_EXERCISE OBJECTIVE_
Repeat the material verbatim. Images are excluded from the copy.

BEGIN

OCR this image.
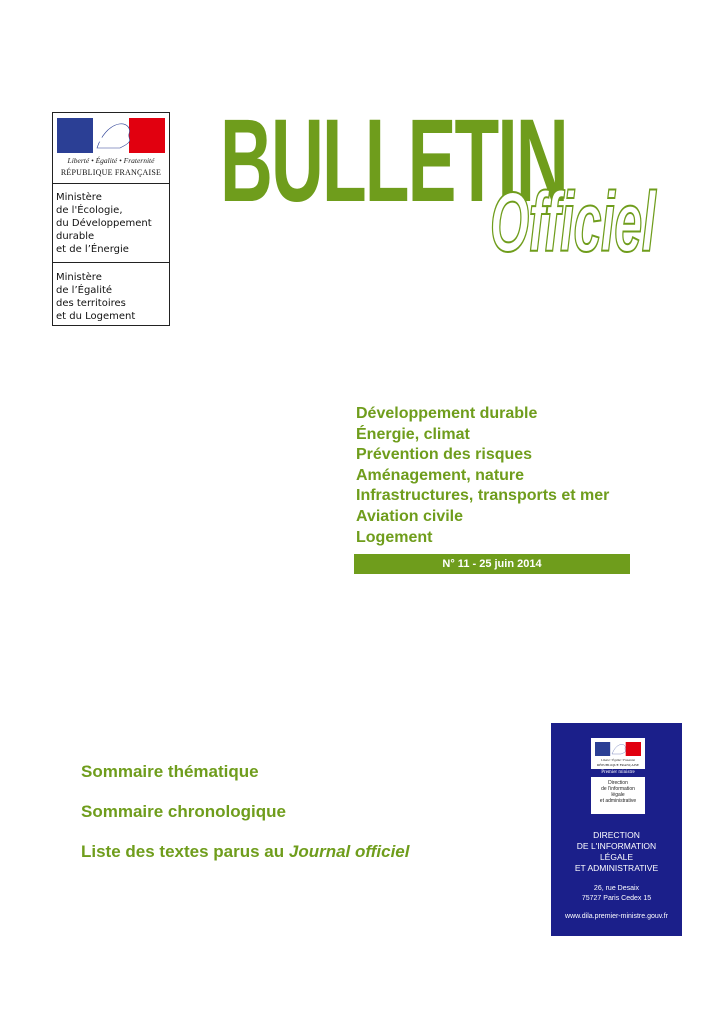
Liberté • Égalité • Fraternité
RÉPUBLIQUE FRANÇAISE
Ministère
de l'Écologie,
du Développement
durable
et de l’Énergie
Ministère
de l’Égalité
des territoires
et du Logement
BULLETIN
Officiel
Développement durable
Énergie, climat
Prévention des risques
Aménagement, nature
Infrastructures, transports et mer
Aviation civile
Logement
N° 11 - 25 juin 2014
Sommaire thématique
Sommaire chronologique
Liste des textes parus au Journal officiel
Liberté • Égalité • Fraternité
RÉPUBLIQUE FRANÇAISE
Premier ministre
Direction
de l'information
légale
et administrative
DIRECTION
DE L'INFORMATION
LÉGALE
ET ADMINISTRATIVE
26, rue Desaix
75727 Paris Cedex 15
www.dila.premier-ministre.gouv.fr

END

_REPLY TO THE EXERCISE_
OCR this image.
Liberté • Égalité • Fraternité
RÉPUBLIQUE FRANÇAISE
Ministère
de l'Écologie,
du Développement
durable
et de l’Énergie
Ministère
de l’Égalité
des territoires
et du Logement
BULLETIN
Officiel
Développement durable
Énergie, climat
Prévention des risques
Aménagement, nature
Infrastructures, transports et mer
Aviation civile
Logement
N° 11 - 25 juin 2014
Sommaire thématique
Sommaire chronologique
Liste des textes parus au Journal officiel
Liberté • Égalité • Fraternité
RÉPUBLIQUE FRANÇAISE
Premier ministre
Direction
de l'information
légale
et administrative
DIRECTION
DE L'INFORMATION
LÉGALE
ET ADMINISTRATIVE
26, rue Desaix
75727 Paris Cedex 15
www.dila.premier-ministre.gouv.fr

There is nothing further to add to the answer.